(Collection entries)
────────────────────

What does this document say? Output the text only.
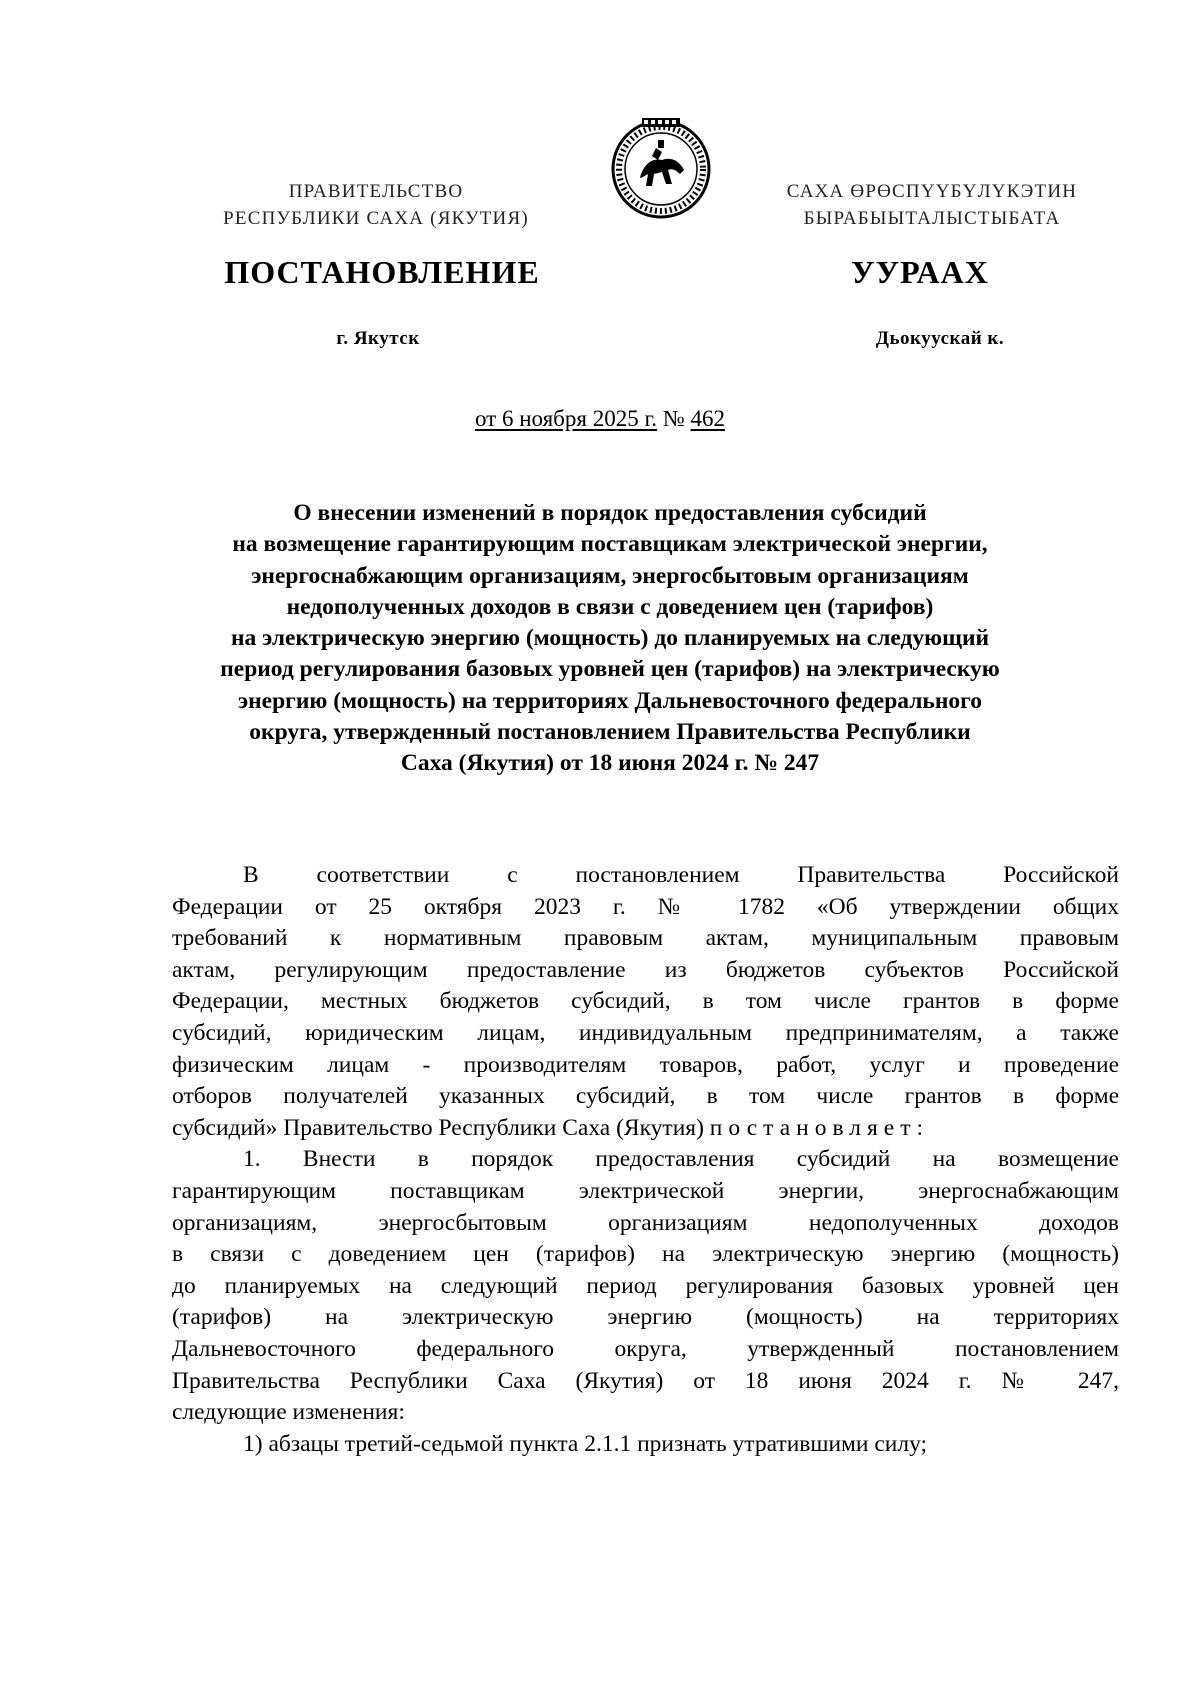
ПРАВИТЕЛЬСТВО
РЕСПУБЛИКИ САХА (ЯКУТИЯ)
САХА ӨРӨСПҮҮБҮЛҮКЭТИН
БЫРАБЫЫТАЛЫСТЫБАТА
ПОСТАНОВЛЕНИЕ	УУРААХ
г. Якутск	Дьокуускай к.
от 6 ноября 2025 г. № 462
О внесении изменений в порядок предоставления субсидий
на возмещение гарантирующим поставщикам электрической энергии,
энергоснабжающим организациям, энергосбытовым организациям
недополученных доходов в связи с доведением цен (тарифов)
на электрическую энергию (мощность) до планируемых на следующий
период регулирования базовых уровней цен (тарифов) на электрическую
энергию (мощность) на территориях Дальневосточного федерального
округа, утвержденный постановлением Правительства Республики
Саха (Якутия) от 18 июня 2024 г. № 247
В соответствии с постановлением Правительства Российской
Федерации от 25 октября 2023 г. № 1782 «Об утверждении общих
требований к нормативным правовым актам, муниципальным правовым
актам, регулирующим предоставление из бюджетов субъектов Российской
Федерации, местных бюджетов субсидий, в том числе грантов в форме
субсидий, юридическим лицам, индивидуальным предпринимателям, а также
физическим лицам - производителям товаров, работ, услуг и проведение
отборов получателей указанных субсидий, в том числе грантов в форме
субсидий» Правительство Республики Саха (Якутия) постановляет:
1. Внести в порядок предоставления субсидий на возмещение
гарантирующим поставщикам электрической энергии, энергоснабжающим
организациям, энергосбытовым организациям недополученных доходов
в связи с доведением цен (тарифов) на электрическую энергию (мощность)
до планируемых на следующий период регулирования базовых уровней цен
(тарифов) на электрическую энергию (мощность) на территориях
Дальневосточного федерального округа, утвержденный постановлением
Правительства Республики Саха (Якутия) от 18 июня 2024 г. № 247,
следующие изменения:
1) абзацы третий-седьмой пункта 2.1.1 признать утратившими силу;
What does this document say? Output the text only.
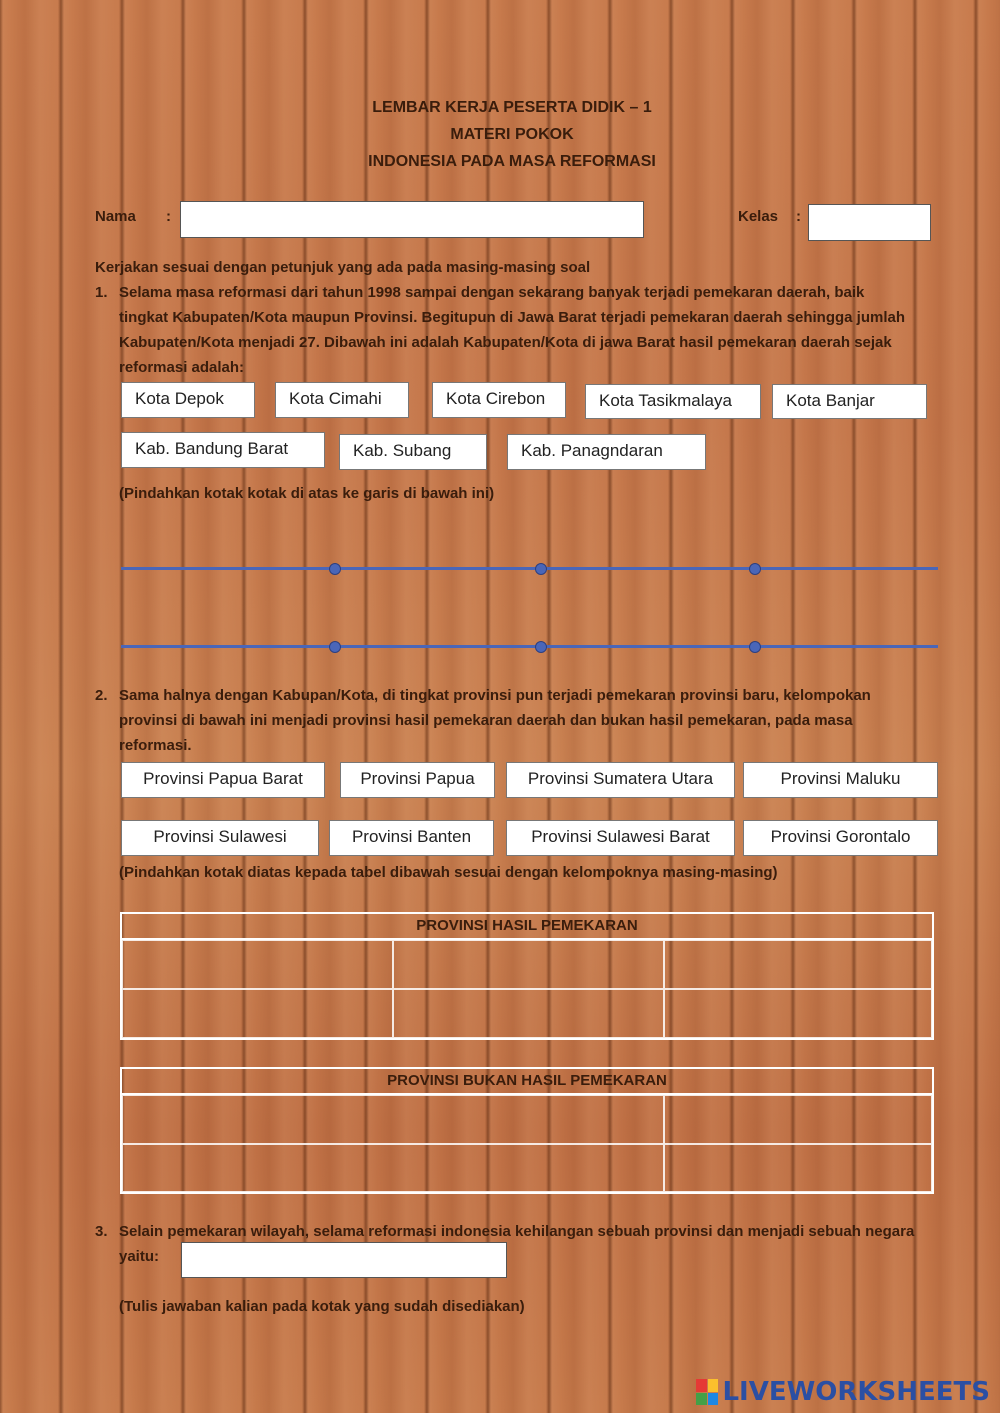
LEMBAR KERJA PESERTA DIDIK – 1
MATERI POKOK
INDONESIA PADA MASA REFORMASI
Nama :	Kelas :
Kerjakan sesuai dengan petunjuk yang ada pada masing-masing soal
1. Selama masa reformasi dari tahun 1998 sampai dengan sekarang banyak terjadi pemekaran daerah, baik
tingkat Kabupaten/Kota maupun Provinsi. Begitupun di Jawa Barat terjadi pemekaran daerah sehingga jumlah
Kabupaten/Kota menjadi 27. Dibawah ini adalah Kabupaten/Kota di jawa Barat hasil pemekaran daerah sejak
reformasi adalah:
Kota Depok	Kota Cimahi	Kota Cirebon	Kota Tasikmalaya	Kota Banjar
Kab. Bandung Barat	Kab. Subang	Kab. Panagndaran
(Pindahkan kotak kotak di atas ke garis di bawah ini)
2. Sama halnya dengan Kabupan/Kota, di tingkat provinsi pun terjadi pemekaran provinsi baru, kelompokan
provinsi di bawah ini menjadi provinsi hasil pemekaran daerah dan bukan hasil pemekaran, pada masa
reformasi.
Provinsi Papua Barat	Provinsi Papua	Provinsi Sumatera Utara	Provinsi Maluku
Provinsi Sulawesi	Provinsi Banten	Provinsi Sulawesi Barat	Provinsi Gorontalo
(Pindahkan kotak diatas kepada tabel dibawah sesuai dengan kelompoknya masing-masing)
PROVINSI HASIL PEMEKARAN
PROVINSI BUKAN HASIL PEMEKARAN
3. Selain pemekaran wilayah, selama reformasi indonesia kehilangan sebuah provinsi dan menjadi sebuah negara
yaitu:
(Tulis jawaban kalian pada kotak yang sudah disediakan)
LIVEWORKSHEETS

────────────────────

- Problem to work on
Gather each line that holds "доведением".

- Reply to the task
недополученных доходов в связи с доведением цен (тарифов)
в связи с доведением цен (тарифов) на электрическую энергию (мощность)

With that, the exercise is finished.